── RECORDS FOR THE EXERCISE

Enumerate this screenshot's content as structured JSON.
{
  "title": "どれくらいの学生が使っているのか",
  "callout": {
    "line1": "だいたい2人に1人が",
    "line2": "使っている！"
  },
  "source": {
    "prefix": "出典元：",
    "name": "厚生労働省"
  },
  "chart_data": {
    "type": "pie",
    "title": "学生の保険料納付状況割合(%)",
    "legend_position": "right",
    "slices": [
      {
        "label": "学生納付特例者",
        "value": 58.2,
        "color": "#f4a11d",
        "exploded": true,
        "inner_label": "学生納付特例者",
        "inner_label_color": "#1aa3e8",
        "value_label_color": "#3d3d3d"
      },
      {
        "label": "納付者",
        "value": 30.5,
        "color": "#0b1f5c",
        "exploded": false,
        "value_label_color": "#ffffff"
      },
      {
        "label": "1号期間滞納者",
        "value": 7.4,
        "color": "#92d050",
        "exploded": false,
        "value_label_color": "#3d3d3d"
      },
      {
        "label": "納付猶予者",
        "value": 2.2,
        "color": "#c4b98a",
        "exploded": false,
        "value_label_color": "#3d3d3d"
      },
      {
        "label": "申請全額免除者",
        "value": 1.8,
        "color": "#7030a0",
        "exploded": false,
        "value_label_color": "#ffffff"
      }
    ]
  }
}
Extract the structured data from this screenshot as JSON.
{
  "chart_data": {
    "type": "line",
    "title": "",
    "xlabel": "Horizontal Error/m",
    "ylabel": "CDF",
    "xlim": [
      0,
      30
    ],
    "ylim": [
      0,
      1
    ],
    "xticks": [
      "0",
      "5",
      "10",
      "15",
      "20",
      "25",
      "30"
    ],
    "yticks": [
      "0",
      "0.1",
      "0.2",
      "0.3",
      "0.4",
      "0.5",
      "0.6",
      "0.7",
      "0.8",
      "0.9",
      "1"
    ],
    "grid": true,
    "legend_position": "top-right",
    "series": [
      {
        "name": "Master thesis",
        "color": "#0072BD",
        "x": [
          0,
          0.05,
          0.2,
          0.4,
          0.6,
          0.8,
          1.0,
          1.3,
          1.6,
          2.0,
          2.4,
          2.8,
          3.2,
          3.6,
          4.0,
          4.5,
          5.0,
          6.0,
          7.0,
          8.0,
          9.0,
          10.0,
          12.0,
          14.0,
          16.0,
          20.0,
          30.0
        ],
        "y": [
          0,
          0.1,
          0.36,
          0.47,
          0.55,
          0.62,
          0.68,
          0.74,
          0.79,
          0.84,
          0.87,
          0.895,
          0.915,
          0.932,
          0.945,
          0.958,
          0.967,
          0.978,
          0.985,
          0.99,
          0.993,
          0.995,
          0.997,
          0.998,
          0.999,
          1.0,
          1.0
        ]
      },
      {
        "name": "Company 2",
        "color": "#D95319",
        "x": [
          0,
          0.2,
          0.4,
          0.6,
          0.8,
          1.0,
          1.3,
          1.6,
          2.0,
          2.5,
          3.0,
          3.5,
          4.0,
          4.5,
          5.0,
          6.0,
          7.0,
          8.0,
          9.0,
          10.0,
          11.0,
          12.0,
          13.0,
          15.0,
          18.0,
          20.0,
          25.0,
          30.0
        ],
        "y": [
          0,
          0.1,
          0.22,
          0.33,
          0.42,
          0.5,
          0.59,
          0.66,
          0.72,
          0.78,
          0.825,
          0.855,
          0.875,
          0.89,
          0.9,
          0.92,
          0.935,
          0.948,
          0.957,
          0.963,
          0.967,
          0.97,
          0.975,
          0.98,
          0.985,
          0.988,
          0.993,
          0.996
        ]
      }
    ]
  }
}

────

## WHAT NEEDS TO BE DONE
All of the data needs to be reproduced exactly, with no line missing.

## CORRECT ANSWER
Enumerate this screenshot's content as structured JSON.
{
  "title": "どれくらいの学生が使っているのか",
  "callout": {
    "line1": "だいたい2人に1人が",
    "line2": "使っている！"
  },
  "source": {
    "prefix": "出典元：",
    "name": "厚生労働省"
  },
  "chart_data": {
    "type": "pie",
    "title": "学生の保険料納付状況割合(%)",
    "legend_position": "right",
    "slices": [
      {
        "label": "学生納付特例者",
        "value": 58.2,
        "color": "#f4a11d",
        "exploded": true,
        "inner_label": "学生納付特例者",
        "inner_label_color": "#1aa3e8",
        "value_label_color": "#3d3d3d"
      },
      {
        "label": "納付者",
        "value": 30.5,
        "color": "#0b1f5c",
        "exploded": false,
        "value_label_color": "#ffffff"
      },
      {
        "label": "1号期間滞納者",
        "value": 7.4,
        "color": "#92d050",
        "exploded": false,
        "value_label_color": "#3d3d3d"
      },
      {
        "label": "納付猶予者",
        "value": 2.2,
        "color": "#c4b98a",
        "exploded": false,
        "value_label_color": "#3d3d3d"
      },
      {
        "label": "申請全額免除者",
        "value": 1.8,
        "color": "#7030a0",
        "exploded": false,
        "value_label_color": "#ffffff"
      }
    ]
  }
}
Extract the structured data from this screenshot as JSON.
{
  "chart_data": {
    "type": "line",
    "title": "",
    "xlabel": "Horizontal Error/m",
    "ylabel": "CDF",
    "xlim": [
      0,
      30
    ],
    "ylim": [
      0,
      1
    ],
    "xticks": [
      "0",
      "5",
      "10",
      "15",
      "20",
      "25",
      "30"
    ],
    "yticks": [
      "0",
      "0.1",
      "0.2",
      "0.3",
      "0.4",
      "0.5",
      "0.6",
      "0.7",
      "0.8",
      "0.9",
      "1"
    ],
    "grid": true,
    "legend_position": "top-right",
    "series": [
      {
        "name": "Master thesis",
        "color": "#0072BD",
        "x": [
          0,
          0.05,
          0.2,
          0.4,
          0.6,
          0.8,
          1.0,
          1.3,
          1.6,
          2.0,
          2.4,
          2.8,
          3.2,
          3.6,
          4.0,
          4.5,
          5.0,
          6.0,
          7.0,
          8.0,
          9.0,
          10.0,
          12.0,
          14.0,
          16.0,
          20.0,
          30.0
        ],
        "y": [
          0,
          0.1,
          0.36,
          0.47,
          0.55,
          0.62,
          0.68,
          0.74,
          0.79,
          0.84,
          0.87,
          0.895,
          0.915,
          0.932,
          0.945,
          0.958,
          0.967,
          0.978,
          0.985,
          0.99,
          0.993,
          0.995,
          0.997,
          0.998,
          0.999,
          1.0,
          1.0
        ]
      },
      {
        "name": "Company 2",
        "color": "#D95319",
        "x": [
          0,
          0.2,
          0.4,
          0.6,
          0.8,
          1.0,
          1.3,
          1.6,
          2.0,
          2.5,
          3.0,
          3.5,
          4.0,
          4.5,
          5.0,
          6.0,
          7.0,
          8.0,
          9.0,
          10.0,
          11.0,
          12.0,
          13.0,
          15.0,
          18.0,
          20.0,
          25.0,
          30.0
        ],
        "y": [
          0,
          0.1,
          0.22,
          0.33,
          0.42,
          0.5,
          0.59,
          0.66,
          0.72,
          0.78,
          0.825,
          0.855,
          0.875,
          0.89,
          0.9,
          0.92,
          0.935,
          0.948,
          0.957,
          0.963,
          0.967,
          0.97,
          0.975,
          0.98,
          0.985,
          0.988,
          0.993,
          0.996
        ]
      }
    ]
  }
}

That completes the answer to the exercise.